What is required:
Reproduce word for word the entries below, from the first line through the line containing "spectrogram-cell (126, 264, 131, 268)", both included.

Materials provided:
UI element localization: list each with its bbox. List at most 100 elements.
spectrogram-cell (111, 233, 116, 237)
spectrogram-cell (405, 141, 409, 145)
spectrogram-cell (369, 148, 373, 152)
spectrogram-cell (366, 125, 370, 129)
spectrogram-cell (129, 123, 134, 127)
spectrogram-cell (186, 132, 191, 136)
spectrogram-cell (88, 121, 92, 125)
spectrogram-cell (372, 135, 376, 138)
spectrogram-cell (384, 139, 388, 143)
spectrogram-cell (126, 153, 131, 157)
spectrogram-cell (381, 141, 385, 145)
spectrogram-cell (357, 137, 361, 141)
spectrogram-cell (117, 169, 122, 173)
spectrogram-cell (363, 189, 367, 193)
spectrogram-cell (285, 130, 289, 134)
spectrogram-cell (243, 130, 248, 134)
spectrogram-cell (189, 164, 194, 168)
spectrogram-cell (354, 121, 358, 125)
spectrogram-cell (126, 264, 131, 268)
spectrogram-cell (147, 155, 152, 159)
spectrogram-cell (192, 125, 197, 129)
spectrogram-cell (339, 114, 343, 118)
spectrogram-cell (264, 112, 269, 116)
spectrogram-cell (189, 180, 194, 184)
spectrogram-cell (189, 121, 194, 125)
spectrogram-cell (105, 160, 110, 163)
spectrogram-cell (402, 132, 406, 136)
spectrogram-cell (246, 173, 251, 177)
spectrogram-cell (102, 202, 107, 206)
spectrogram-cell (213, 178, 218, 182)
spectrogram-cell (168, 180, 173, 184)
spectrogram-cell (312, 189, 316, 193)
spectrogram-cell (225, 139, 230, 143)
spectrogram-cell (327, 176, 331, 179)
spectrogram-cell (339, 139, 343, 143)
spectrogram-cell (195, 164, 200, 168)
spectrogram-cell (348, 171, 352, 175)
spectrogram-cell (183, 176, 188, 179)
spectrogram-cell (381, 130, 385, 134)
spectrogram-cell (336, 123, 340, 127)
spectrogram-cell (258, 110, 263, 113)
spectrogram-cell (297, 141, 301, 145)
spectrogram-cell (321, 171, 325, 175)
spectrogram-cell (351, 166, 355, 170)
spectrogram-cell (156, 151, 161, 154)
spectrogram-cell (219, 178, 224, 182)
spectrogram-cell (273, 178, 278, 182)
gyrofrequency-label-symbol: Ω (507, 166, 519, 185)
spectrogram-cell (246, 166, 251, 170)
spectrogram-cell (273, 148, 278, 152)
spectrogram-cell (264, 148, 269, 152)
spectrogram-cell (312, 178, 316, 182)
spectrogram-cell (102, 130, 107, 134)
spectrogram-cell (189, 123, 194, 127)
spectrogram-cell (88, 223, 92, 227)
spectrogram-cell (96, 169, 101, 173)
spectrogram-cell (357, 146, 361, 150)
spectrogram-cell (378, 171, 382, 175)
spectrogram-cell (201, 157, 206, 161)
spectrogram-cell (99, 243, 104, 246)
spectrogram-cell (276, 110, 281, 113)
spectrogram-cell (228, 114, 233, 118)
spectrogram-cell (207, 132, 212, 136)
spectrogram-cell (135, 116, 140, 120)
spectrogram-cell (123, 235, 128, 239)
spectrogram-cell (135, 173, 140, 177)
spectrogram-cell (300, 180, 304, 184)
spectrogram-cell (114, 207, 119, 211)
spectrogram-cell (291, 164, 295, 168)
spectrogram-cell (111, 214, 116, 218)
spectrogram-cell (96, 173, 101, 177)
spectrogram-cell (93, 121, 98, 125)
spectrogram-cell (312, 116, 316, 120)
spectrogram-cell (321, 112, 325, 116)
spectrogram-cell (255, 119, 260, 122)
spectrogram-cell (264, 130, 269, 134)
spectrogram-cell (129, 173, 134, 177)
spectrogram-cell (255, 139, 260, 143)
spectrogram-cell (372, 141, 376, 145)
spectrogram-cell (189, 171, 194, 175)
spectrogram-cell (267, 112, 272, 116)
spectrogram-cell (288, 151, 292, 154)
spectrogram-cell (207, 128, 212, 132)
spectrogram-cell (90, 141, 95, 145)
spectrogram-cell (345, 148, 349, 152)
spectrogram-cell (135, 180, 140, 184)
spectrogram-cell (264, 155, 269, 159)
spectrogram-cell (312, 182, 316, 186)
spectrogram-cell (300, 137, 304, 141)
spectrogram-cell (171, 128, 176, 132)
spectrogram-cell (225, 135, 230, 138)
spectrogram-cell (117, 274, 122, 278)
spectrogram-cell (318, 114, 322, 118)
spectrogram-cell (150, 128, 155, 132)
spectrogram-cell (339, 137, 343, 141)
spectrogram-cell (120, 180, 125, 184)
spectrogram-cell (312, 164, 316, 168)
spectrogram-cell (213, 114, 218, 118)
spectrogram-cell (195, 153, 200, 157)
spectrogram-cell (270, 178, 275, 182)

Worked solution:
UI element localization: list each with its bbox. List at most 100 elements.
spectrogram-cell (111, 233, 116, 237)
spectrogram-cell (405, 141, 409, 145)
spectrogram-cell (369, 148, 373, 152)
spectrogram-cell (366, 125, 370, 129)
spectrogram-cell (129, 123, 134, 127)
spectrogram-cell (186, 132, 191, 136)
spectrogram-cell (88, 121, 92, 125)
spectrogram-cell (372, 135, 376, 138)
spectrogram-cell (384, 139, 388, 143)
spectrogram-cell (126, 153, 131, 157)
spectrogram-cell (381, 141, 385, 145)
spectrogram-cell (357, 137, 361, 141)
spectrogram-cell (117, 169, 122, 173)
spectrogram-cell (363, 189, 367, 193)
spectrogram-cell (285, 130, 289, 134)
spectrogram-cell (243, 130, 248, 134)
spectrogram-cell (189, 164, 194, 168)
spectrogram-cell (354, 121, 358, 125)
spectrogram-cell (126, 264, 131, 268)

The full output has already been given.